Data records:
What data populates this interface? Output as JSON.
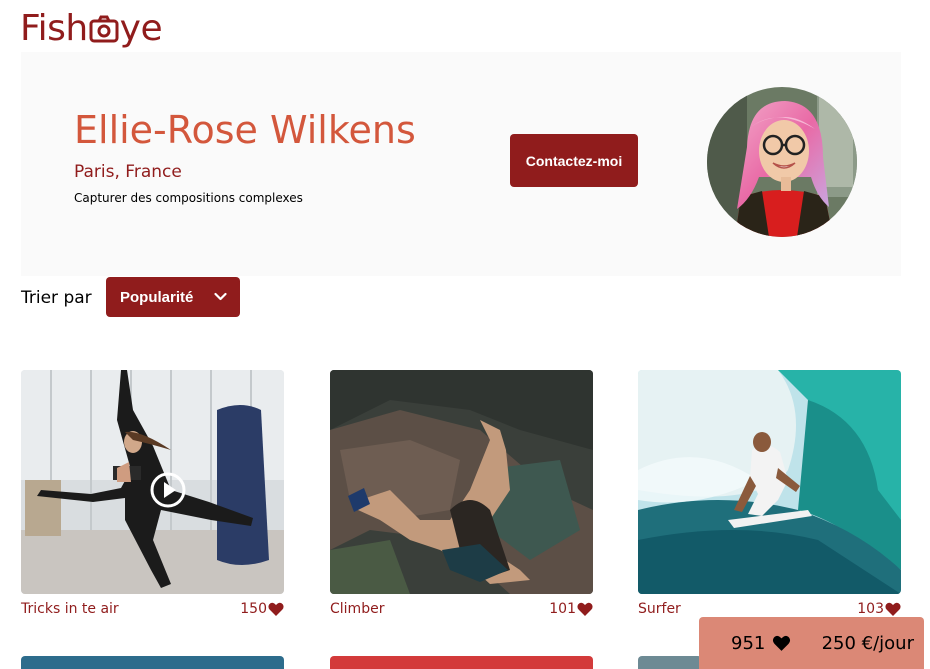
{
  "brand": {
    "logo_prefix": "Fish",
    "logo_suffix": "ye",
    "logo_icon": "camera-icon"
  },
  "photographer": {
    "name": "Ellie-Rose Wilkens",
    "location": "Paris, France",
    "tagline": "Capturer des compositions complexes",
    "contact_label": "Contactez-moi"
  },
  "sort": {
    "label": "Trier par",
    "selected": "Popularité"
  },
  "media": [
    {
      "title": "Tricks in te air",
      "likes": "150",
      "type": "video"
    },
    {
      "title": "Climber",
      "likes": "101",
      "type": "image"
    },
    {
      "title": "Surfer",
      "likes": "103",
      "type": "image"
    }
  ],
  "stats": {
    "total_likes": "951",
    "price": "250 €/jour"
  },
  "colors": {
    "primary": "#901C1C",
    "secondary": "#D3573C",
    "stats_bg": "#DB8876",
    "header_bg": "#FAFAFA"
  }
}
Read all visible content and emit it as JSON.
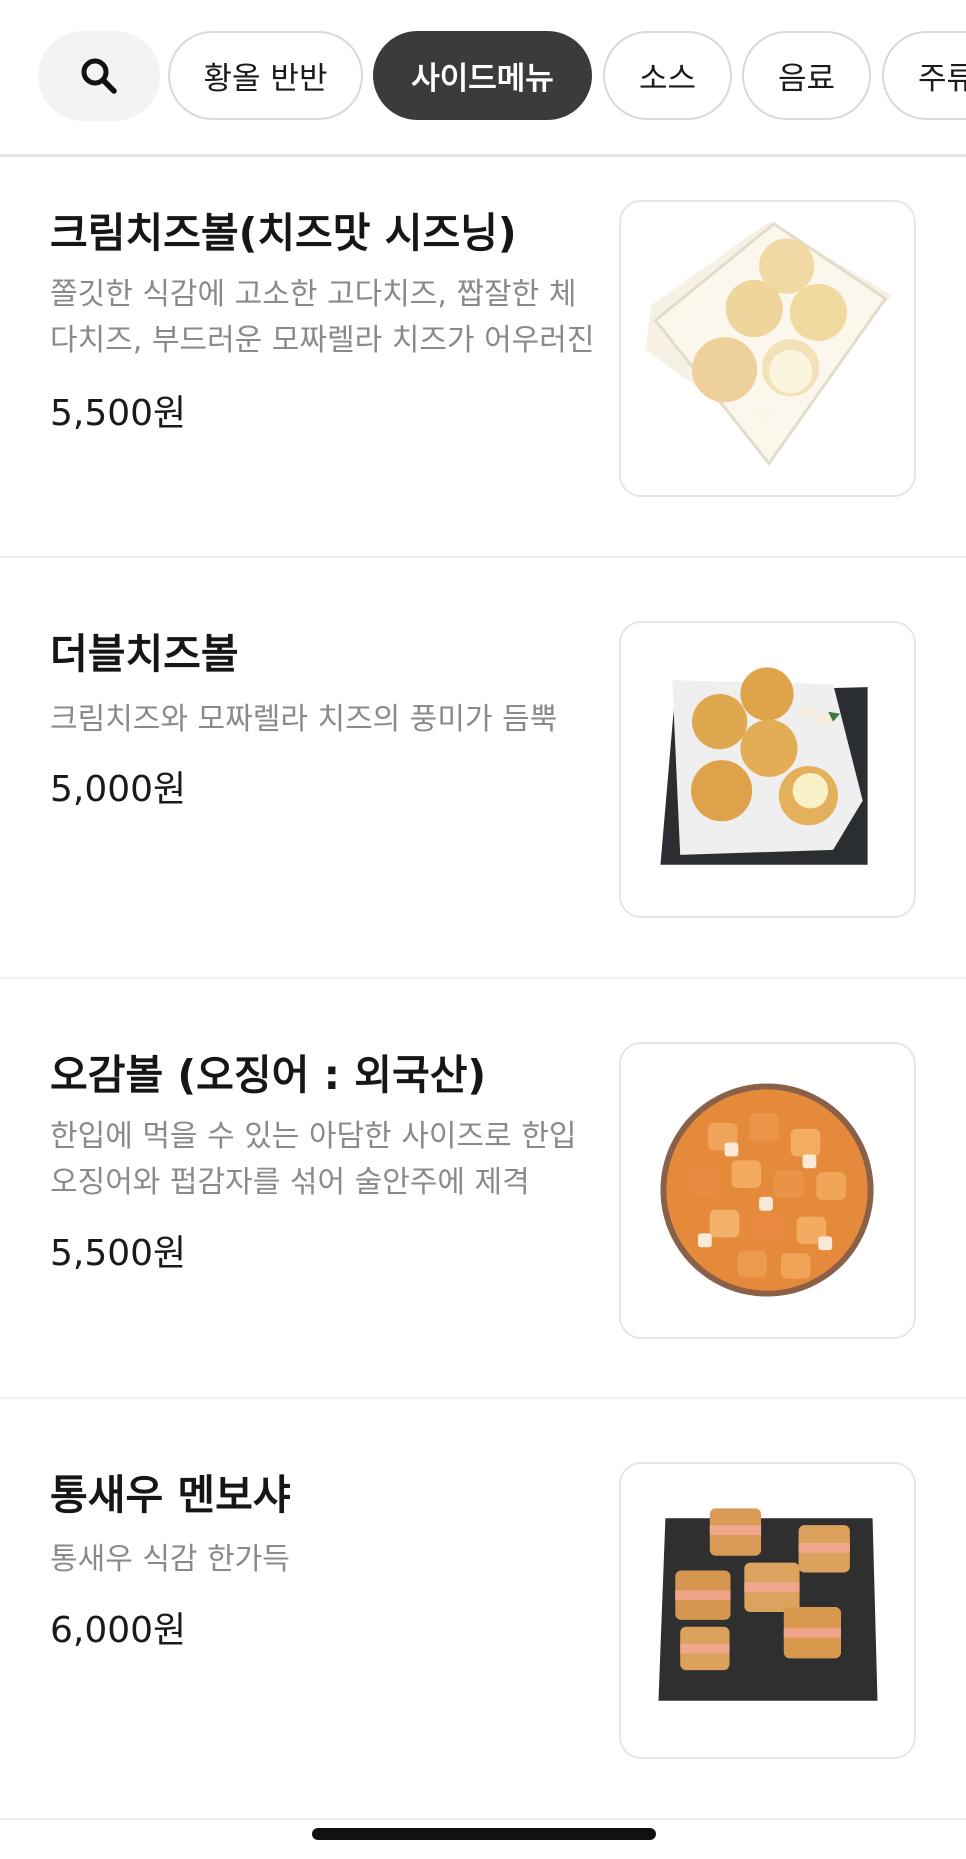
{
  "categories": {
    "search_icon": "search-icon",
    "chips": [
      "황올 반반",
      "사이드메뉴",
      "소스",
      "음료",
      "주류"
    ],
    "active_index": 1
  },
  "items": [
    {
      "name": "크림치즈볼(치즈맛 시즈닝)",
      "description": "쫄깃한 식감에 고소한 고다치즈, 짭잘한 체다치즈, 부드러운 모짜렐라 치즈가 어우러진",
      "price": "5,500원",
      "image": "cheese-balls-tray-image"
    },
    {
      "name": "더블치즈볼",
      "description": "크림치즈와 모짜렐라 치즈의 풍미가 듬뿍",
      "price": "5,000원",
      "image": "double-cheese-balls-image"
    },
    {
      "name": "오감볼 (오징어 : 외국산)",
      "description": "한입에 먹을 수 있는 아담한 사이즈로 한입오징어와 펍감자를 섞어 술안주에 제격",
      "price": "5,500원",
      "image": "squid-potato-bowl-image"
    },
    {
      "name": "통새우 멘보샤",
      "description": "통새우 식감 한가득",
      "price": "6,000원",
      "image": "shrimp-menbosha-image"
    }
  ],
  "colors": {
    "active_chip": "#3b3b3b",
    "description_text": "#8a8a8a",
    "divider": "#efefef"
  }
}
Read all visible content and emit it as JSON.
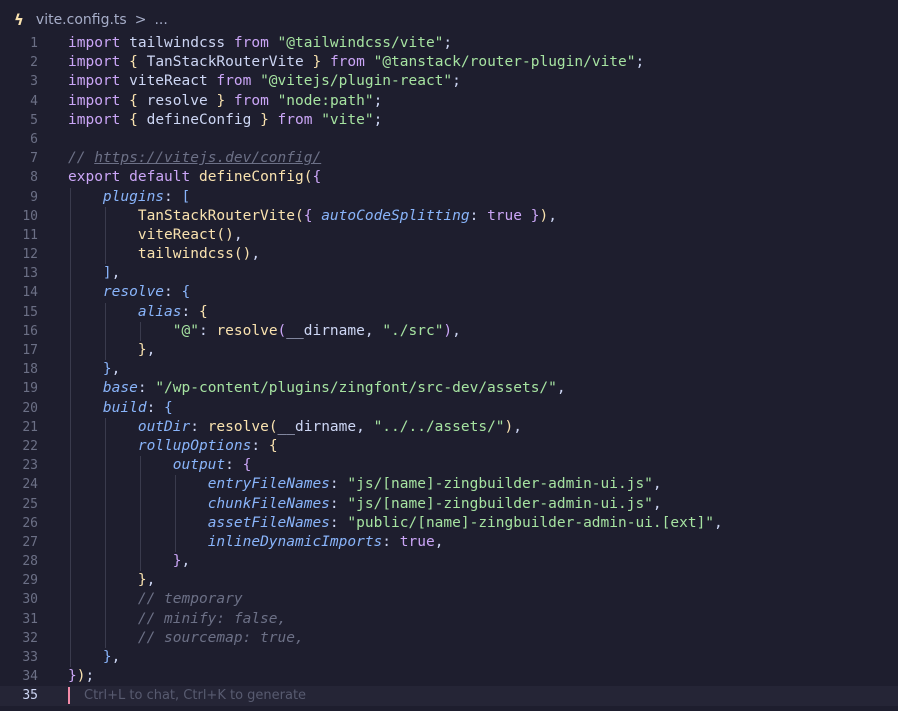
{
  "breadcrumb": {
    "icon": "lightning-icon",
    "file": "vite.config.ts",
    "separator": ">",
    "more": "..."
  },
  "editor": {
    "active_line": 35,
    "hint": "Ctrl+L to chat, Ctrl+K to generate",
    "line_numbers": [
      "1",
      "2",
      "3",
      "4",
      "5",
      "6",
      "7",
      "8",
      "9",
      "10",
      "11",
      "12",
      "13",
      "14",
      "15",
      "16",
      "17",
      "18",
      "19",
      "20",
      "21",
      "22",
      "23",
      "24",
      "25",
      "26",
      "27",
      "28",
      "29",
      "30",
      "31",
      "32",
      "33",
      "34",
      "35"
    ],
    "lines": [
      "import tailwindcss from \"@tailwindcss/vite\";",
      "import { TanStackRouterVite } from \"@tanstack/router-plugin/vite\";",
      "import viteReact from \"@vitejs/plugin-react\";",
      "import { resolve } from \"node:path\";",
      "import { defineConfig } from \"vite\";",
      "",
      "// https://vitejs.dev/config/",
      "export default defineConfig({",
      "    plugins: [",
      "        TanStackRouterVite({ autoCodeSplitting: true }),",
      "        viteReact(),",
      "        tailwindcss(),",
      "    ],",
      "    resolve: {",
      "        alias: {",
      "            \"@\": resolve(__dirname, \"./src\"),",
      "        },",
      "    },",
      "    base: \"/wp-content/plugins/zingfont/src-dev/assets/\",",
      "    build: {",
      "        outDir: resolve(__dirname, \"../../assets/\"),",
      "        rollupOptions: {",
      "            output: {",
      "                entryFileNames: \"js/[name]-zingbuilder-admin-ui.js\",",
      "                chunkFileNames: \"js/[name]-zingbuilder-admin-ui.js\",",
      "                assetFileNames: \"public/[name]-zingbuilder-admin-ui.[ext]\",",
      "                inlineDynamicImports: true,",
      "            },",
      "        },",
      "        // temporary",
      "        // minify: false,",
      "        // sourcemap: true,",
      "    },",
      "});",
      ""
    ]
  },
  "colors": {
    "background": "#1e1e2e",
    "keyword": "#cba6f7",
    "function": "#f9e2af",
    "string": "#a6e3a1",
    "property": "#89b4fa",
    "comment": "#6c7086",
    "boolean": "#fab387",
    "cursor": "#f38ba8"
  }
}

§ WRITTEN PROBLEM: Using the data above, write out every line exactly, leaving the images behind.

§ CORRECT RESULT:
What data populates this interface? Output as JSON.
{
  "brand": {
    "logo_prefix": "Fish",
    "logo_suffix": "ye",
    "logo_icon": "camera-icon"
  },
  "photographer": {
    "name": "Ellie-Rose Wilkens",
    "location": "Paris, France",
    "tagline": "Capturer des compositions complexes",
    "contact_label": "Contactez-moi"
  },
  "sort": {
    "label": "Trier par",
    "selected": "Popularité"
  },
  "media": [
    {
      "title": "Tricks in te air",
      "likes": "150",
      "type": "video"
    },
    {
      "title": "Climber",
      "likes": "101",
      "type": "image"
    },
    {
      "title": "Surfer",
      "likes": "103",
      "type": "image"
    }
  ],
  "stats": {
    "total_likes": "951",
    "price": "250 €/jour"
  },
  "colors": {
    "primary": "#901C1C",
    "secondary": "#D3573C",
    "stats_bg": "#DB8876",
    "header_bg": "#FAFAFA"
  }
}
Read all visible content and emit it as JSON.
{
  "categories": {
    "search_icon": "search-icon",
    "chips": [
      "황올 반반",
      "사이드메뉴",
      "소스",
      "음료",
      "주류"
    ],
    "active_index": 1
  },
  "items": [
    {
      "name": "크림치즈볼(치즈맛 시즈닝)",
      "description": "쫄깃한 식감에 고소한 고다치즈, 짭잘한 체다치즈, 부드러운 모짜렐라 치즈가 어우러진",
      "price": "5,500원",
      "image": "cheese-balls-tray-image"
    },
    {
      "name": "더블치즈볼",
      "description": "크림치즈와 모짜렐라 치즈의 풍미가 듬뿍",
      "price": "5,000원",
      "image": "double-cheese-balls-image"
    },
    {
      "name": "오감볼 (오징어 : 외국산)",
      "description": "한입에 먹을 수 있는 아담한 사이즈로 한입오징어와 펍감자를 섞어 술안주에 제격",
      "price": "5,500원",
      "image": "squid-potato-bowl-image"
    },
    {
      "name": "통새우 멘보샤",
      "description": "통새우 식감 한가득",
      "price": "6,000원",
      "image": "shrimp-menbosha-image"
    }
  ],
  "colors": {
    "active_chip": "#3b3b3b",
    "description_text": "#8a8a8a",
    "divider": "#efefef"
  }
}
Read all visible content and emit it as JSON.
{
  "breadcrumb": {
    "icon": "lightning-icon",
    "file": "vite.config.ts",
    "separator": ">",
    "more": "..."
  },
  "editor": {
    "active_line": 35,
    "hint": "Ctrl+L to chat, Ctrl+K to generate",
    "line_numbers": [
      "1",
      "2",
      "3",
      "4",
      "5",
      "6",
      "7",
      "8",
      "9",
      "10",
      "11",
      "12",
      "13",
      "14",
      "15",
      "16",
      "17",
      "18",
      "19",
      "20",
      "21",
      "22",
      "23",
      "24",
      "25",
      "26",
      "27",
      "28",
      "29",
      "30",
      "31",
      "32",
      "33",
      "34",
      "35"
    ],
    "lines": [
      "import tailwindcss from \"@tailwindcss/vite\";",
      "import { TanStackRouterVite } from \"@tanstack/router-plugin/vite\";",
      "import viteReact from \"@vitejs/plugin-react\";",
      "import { resolve } from \"node:path\";",
      "import { defineConfig } from \"vite\";",
      "",
      "// https://vitejs.dev/config/",
      "export default defineConfig({",
      "    plugins: [",
      "        TanStackRouterVite({ autoCodeSplitting: true }),",
      "        viteReact(),",
      "        tailwindcss(),",
      "    ],",
      "    resolve: {",
      "        alias: {",
      "            \"@\": resolve(__dirname, \"./src\"),",
      "        },",
      "    },",
      "    base: \"/wp-content/plugins/zingfont/src-dev/assets/\",",
      "    build: {",
      "        outDir: resolve(__dirname, \"../../assets/\"),",
      "        rollupOptions: {",
      "            output: {",
      "                entryFileNames: \"js/[name]-zingbuilder-admin-ui.js\",",
      "                chunkFileNames: \"js/[name]-zingbuilder-admin-ui.js\",",
      "                assetFileNames: \"public/[name]-zingbuilder-admin-ui.[ext]\",",
      "                inlineDynamicImports: true,",
      "            },",
      "        },",
      "        // temporary",
      "        // minify: false,",
      "        // sourcemap: true,",
      "    },",
      "});",
      ""
    ]
  },
  "colors": {
    "background": "#1e1e2e",
    "keyword": "#cba6f7",
    "function": "#f9e2af",
    "string": "#a6e3a1",
    "property": "#89b4fa",
    "comment": "#6c7086",
    "boolean": "#fab387",
    "cursor": "#f38ba8"
  }
}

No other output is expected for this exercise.